## PROBLEM DETAILS
Could you rewrite every line of the material below as a numbered list and leave out any blank lines?

## SUPPLIED MATERIAL
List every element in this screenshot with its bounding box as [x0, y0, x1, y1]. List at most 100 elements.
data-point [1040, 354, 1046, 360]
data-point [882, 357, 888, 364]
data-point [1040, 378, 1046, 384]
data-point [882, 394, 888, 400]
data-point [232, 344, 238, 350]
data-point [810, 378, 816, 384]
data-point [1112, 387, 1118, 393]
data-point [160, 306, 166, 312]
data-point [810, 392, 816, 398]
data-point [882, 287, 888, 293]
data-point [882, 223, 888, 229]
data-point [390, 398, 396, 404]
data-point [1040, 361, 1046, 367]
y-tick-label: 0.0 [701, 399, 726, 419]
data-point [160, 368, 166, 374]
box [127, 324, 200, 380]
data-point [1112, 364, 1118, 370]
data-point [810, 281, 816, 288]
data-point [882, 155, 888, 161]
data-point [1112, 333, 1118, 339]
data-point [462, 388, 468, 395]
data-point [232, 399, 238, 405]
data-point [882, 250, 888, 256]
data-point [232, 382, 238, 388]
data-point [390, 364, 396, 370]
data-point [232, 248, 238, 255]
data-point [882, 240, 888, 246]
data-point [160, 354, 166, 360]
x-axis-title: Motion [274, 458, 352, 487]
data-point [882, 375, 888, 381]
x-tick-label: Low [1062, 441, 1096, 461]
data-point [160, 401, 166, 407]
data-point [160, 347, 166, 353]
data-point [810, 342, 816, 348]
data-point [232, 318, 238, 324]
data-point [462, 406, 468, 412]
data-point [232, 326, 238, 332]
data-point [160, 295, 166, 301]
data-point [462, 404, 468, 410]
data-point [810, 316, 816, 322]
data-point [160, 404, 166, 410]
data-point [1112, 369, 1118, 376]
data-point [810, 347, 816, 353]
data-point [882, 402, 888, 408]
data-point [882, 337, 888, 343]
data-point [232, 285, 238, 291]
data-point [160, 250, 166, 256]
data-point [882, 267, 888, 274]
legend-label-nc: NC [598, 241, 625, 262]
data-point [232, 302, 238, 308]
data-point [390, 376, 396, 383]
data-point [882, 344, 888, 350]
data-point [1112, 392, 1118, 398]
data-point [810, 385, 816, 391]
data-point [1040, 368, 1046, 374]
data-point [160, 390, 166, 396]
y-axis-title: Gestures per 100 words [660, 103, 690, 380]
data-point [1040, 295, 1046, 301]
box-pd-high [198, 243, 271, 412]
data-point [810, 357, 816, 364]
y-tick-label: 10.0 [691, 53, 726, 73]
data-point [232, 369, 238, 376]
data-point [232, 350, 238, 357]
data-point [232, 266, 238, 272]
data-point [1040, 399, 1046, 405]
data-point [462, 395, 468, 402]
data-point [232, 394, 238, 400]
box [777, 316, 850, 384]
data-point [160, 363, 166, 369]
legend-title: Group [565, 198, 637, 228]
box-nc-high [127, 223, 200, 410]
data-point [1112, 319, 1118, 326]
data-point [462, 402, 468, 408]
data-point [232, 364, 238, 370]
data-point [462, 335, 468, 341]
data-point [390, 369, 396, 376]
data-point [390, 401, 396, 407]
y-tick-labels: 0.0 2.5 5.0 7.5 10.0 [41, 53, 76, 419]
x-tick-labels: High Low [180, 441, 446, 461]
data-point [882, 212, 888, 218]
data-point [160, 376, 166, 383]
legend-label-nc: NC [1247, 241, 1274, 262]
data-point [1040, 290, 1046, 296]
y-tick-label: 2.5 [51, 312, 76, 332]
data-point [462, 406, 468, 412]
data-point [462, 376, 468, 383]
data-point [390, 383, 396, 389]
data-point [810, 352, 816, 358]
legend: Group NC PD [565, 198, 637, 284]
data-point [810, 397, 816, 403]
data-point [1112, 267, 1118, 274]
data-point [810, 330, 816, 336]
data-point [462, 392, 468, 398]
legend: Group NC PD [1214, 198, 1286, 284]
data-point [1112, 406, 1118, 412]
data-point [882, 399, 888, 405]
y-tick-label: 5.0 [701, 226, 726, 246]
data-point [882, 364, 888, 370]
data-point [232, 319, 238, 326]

## TASK RESULT
1. List every element in this screenshot with its bounding box as [x0, y0, x1, y1]. List at most 100 elements.
2. data-point [1040, 354, 1046, 360]
3. data-point [882, 357, 888, 364]
4. data-point [1040, 378, 1046, 384]
5. data-point [882, 394, 888, 400]
6. data-point [232, 344, 238, 350]
7. data-point [810, 378, 816, 384]
8. data-point [1112, 387, 1118, 393]
9. data-point [160, 306, 166, 312]
10. data-point [810, 392, 816, 398]
11. data-point [882, 287, 888, 293]
12. data-point [882, 223, 888, 229]
13. data-point [390, 398, 396, 404]
14. data-point [1040, 361, 1046, 367]
15. y-tick-label: 0.0 [701, 399, 726, 419]
16. data-point [160, 368, 166, 374]
17. box [127, 324, 200, 380]
18. data-point [1112, 364, 1118, 370]
19. data-point [810, 281, 816, 288]
20. data-point [882, 155, 888, 161]
21. data-point [1112, 333, 1118, 339]
22. data-point [462, 388, 468, 395]
23. data-point [232, 399, 238, 405]
24. data-point [882, 250, 888, 256]
25. data-point [232, 382, 238, 388]
26. data-point [390, 364, 396, 370]
27. data-point [232, 248, 238, 255]
28. data-point [882, 240, 888, 246]
29. data-point [160, 354, 166, 360]
30. x-axis-title: Motion [274, 458, 352, 487]
31. data-point [882, 375, 888, 381]
32. x-tick-label: Low [1062, 441, 1096, 461]
33. data-point [160, 401, 166, 407]
34. data-point [160, 347, 166, 353]
35. data-point [810, 342, 816, 348]
36. data-point [232, 318, 238, 324]
37. data-point [462, 406, 468, 412]
38. data-point [232, 326, 238, 332]
39. data-point [160, 295, 166, 301]
40. data-point [462, 404, 468, 410]
41. data-point [810, 316, 816, 322]
42. data-point [160, 404, 166, 410]
43. data-point [1112, 369, 1118, 376]
44. data-point [810, 347, 816, 353]
45. data-point [882, 402, 888, 408]
46. data-point [882, 337, 888, 343]
47. data-point [232, 285, 238, 291]
48. data-point [160, 250, 166, 256]
49. data-point [882, 267, 888, 274]
50. legend-label-nc: NC [598, 241, 625, 262]
51. data-point [232, 302, 238, 308]
52. data-point [390, 376, 396, 383]
53. data-point [882, 344, 888, 350]
54. data-point [1112, 392, 1118, 398]
55. data-point [810, 385, 816, 391]
56. data-point [1040, 368, 1046, 374]
57. data-point [160, 390, 166, 396]
58. y-axis-title: Gestures per 100 words [660, 103, 690, 380]
59. data-point [1040, 295, 1046, 301]
60. box-pd-high [198, 243, 271, 412]
61. data-point [810, 357, 816, 364]
62. y-tick-label: 10.0 [691, 53, 726, 73]
63. data-point [232, 369, 238, 376]
64. data-point [232, 350, 238, 357]
65. data-point [232, 266, 238, 272]
66. data-point [1040, 399, 1046, 405]
67. data-point [462, 395, 468, 402]
68. data-point [232, 394, 238, 400]
69. box [777, 316, 850, 384]
70. data-point [160, 363, 166, 369]
71. legend-title: Group [565, 198, 637, 228]
72. box-nc-high [127, 223, 200, 410]
73. data-point [1112, 319, 1118, 326]
74. data-point [462, 402, 468, 408]
75. data-point [232, 364, 238, 370]
76. data-point [462, 335, 468, 341]
77. data-point [390, 369, 396, 376]
78. data-point [390, 401, 396, 407]
79. y-tick-labels: 0.0 2.5 5.0 7.5 10.0 [41, 53, 76, 419]
80. x-tick-labels: High Low [180, 441, 446, 461]
81. data-point [882, 212, 888, 218]
82. data-point [160, 376, 166, 383]
83. legend-label-nc: NC [1247, 241, 1274, 262]
84. data-point [1040, 290, 1046, 296]
85. y-tick-label: 2.5 [51, 312, 76, 332]
86. data-point [462, 406, 468, 412]
87. data-point [462, 376, 468, 383]
88. data-point [390, 383, 396, 389]
89. data-point [810, 352, 816, 358]
90. legend: Group NC PD [565, 198, 637, 284]
91. data-point [810, 397, 816, 403]
92. data-point [1112, 267, 1118, 274]
93. data-point [810, 330, 816, 336]
94. data-point [462, 392, 468, 398]
95. legend: Group NC PD [1214, 198, 1286, 284]
96. data-point [1112, 406, 1118, 412]
97. data-point [882, 399, 888, 405]
98. y-tick-label: 5.0 [701, 226, 726, 246]
99. data-point [882, 364, 888, 370]
100. data-point [232, 319, 238, 326]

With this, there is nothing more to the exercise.